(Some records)
-----

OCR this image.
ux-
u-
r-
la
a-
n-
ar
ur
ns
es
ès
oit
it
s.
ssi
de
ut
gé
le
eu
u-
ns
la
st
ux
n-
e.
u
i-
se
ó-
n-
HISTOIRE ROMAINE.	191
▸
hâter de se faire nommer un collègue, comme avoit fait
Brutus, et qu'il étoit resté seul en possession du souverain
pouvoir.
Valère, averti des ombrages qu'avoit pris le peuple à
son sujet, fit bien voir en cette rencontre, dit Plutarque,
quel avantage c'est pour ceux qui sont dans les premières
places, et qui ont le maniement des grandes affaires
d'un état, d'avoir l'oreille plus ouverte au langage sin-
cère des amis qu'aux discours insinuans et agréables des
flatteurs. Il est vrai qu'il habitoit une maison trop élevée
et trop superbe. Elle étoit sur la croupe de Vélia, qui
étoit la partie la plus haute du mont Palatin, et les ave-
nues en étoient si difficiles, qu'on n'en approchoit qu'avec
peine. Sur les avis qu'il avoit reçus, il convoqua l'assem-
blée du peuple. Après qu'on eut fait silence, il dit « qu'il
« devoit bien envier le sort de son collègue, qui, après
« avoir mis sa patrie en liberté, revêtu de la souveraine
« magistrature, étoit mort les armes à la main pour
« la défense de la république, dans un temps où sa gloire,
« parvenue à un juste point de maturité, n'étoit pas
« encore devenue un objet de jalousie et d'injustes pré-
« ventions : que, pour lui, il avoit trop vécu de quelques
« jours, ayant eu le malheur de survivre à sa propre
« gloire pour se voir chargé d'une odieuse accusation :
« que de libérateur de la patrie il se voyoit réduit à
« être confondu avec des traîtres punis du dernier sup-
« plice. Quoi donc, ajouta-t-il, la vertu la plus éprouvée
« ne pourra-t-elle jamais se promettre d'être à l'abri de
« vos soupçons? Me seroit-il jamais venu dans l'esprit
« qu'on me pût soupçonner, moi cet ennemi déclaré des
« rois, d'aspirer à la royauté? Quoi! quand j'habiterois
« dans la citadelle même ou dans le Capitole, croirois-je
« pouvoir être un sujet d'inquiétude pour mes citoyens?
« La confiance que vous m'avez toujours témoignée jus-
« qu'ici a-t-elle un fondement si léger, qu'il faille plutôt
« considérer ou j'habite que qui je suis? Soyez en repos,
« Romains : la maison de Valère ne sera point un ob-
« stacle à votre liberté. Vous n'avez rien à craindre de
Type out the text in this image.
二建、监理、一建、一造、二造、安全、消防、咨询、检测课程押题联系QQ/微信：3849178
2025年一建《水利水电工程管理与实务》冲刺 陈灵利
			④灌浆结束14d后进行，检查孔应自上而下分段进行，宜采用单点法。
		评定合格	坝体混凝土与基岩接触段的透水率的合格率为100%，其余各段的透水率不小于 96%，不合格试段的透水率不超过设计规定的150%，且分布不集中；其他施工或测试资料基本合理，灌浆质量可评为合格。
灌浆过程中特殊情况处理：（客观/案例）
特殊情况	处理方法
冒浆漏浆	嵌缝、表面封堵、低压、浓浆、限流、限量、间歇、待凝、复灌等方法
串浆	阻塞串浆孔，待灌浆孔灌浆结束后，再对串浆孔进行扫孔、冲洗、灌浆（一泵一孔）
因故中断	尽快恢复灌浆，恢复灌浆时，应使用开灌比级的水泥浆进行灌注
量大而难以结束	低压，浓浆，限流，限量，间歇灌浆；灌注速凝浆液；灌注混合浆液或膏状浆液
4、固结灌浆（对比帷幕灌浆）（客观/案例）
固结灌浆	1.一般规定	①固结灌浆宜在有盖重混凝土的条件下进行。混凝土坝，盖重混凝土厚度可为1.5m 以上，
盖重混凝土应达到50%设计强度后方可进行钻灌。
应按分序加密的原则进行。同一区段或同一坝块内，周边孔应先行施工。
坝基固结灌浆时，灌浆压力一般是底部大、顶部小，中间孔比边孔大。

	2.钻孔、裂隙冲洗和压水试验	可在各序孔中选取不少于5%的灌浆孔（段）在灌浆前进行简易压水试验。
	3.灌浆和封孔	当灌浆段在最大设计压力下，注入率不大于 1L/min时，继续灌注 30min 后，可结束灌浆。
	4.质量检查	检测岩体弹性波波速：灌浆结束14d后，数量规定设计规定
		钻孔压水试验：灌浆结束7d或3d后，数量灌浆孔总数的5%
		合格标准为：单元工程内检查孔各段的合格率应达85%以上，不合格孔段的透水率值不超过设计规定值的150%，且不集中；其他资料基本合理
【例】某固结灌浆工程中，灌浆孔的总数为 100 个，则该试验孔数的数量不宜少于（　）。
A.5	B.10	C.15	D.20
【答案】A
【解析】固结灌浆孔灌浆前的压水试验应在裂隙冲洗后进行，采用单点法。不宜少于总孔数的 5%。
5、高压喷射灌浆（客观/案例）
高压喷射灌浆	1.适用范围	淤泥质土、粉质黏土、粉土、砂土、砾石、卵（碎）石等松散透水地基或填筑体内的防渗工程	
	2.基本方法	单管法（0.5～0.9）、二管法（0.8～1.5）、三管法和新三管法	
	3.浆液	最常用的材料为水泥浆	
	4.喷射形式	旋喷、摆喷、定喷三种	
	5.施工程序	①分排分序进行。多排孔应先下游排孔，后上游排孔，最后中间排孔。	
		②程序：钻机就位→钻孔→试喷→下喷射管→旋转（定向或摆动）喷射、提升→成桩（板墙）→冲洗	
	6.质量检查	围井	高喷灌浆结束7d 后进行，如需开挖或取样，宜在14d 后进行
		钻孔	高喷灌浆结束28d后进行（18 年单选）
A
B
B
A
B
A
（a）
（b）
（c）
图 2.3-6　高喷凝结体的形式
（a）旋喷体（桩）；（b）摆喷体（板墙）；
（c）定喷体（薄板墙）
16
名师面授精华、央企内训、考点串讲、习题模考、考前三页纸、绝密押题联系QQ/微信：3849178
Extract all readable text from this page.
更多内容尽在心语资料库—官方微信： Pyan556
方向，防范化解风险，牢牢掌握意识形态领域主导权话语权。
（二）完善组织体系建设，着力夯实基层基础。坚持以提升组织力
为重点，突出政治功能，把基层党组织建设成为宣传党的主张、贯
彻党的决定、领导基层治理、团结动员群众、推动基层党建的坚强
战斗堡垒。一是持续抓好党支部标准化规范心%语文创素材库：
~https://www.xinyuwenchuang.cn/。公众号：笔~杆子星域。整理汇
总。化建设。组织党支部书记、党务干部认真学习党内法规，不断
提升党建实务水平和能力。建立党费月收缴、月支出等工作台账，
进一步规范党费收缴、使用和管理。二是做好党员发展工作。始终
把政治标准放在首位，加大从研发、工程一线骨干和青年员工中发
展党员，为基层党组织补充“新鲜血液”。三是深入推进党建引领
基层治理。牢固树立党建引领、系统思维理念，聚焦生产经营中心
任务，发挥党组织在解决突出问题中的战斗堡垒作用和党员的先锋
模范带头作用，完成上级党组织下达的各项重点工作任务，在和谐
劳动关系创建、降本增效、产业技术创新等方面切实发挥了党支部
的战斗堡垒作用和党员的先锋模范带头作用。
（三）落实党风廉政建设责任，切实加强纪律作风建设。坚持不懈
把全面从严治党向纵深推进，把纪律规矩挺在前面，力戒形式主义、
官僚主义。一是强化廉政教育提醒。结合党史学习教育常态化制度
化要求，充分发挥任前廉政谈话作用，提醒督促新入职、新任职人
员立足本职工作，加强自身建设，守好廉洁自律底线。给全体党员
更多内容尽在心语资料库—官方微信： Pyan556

-----

▶ **TASK TO CARRY OUT**
Among the entries, how many lines contain the string "avec"? Give the number without anything else.

▶ **WRITTEN SOLUTION**
2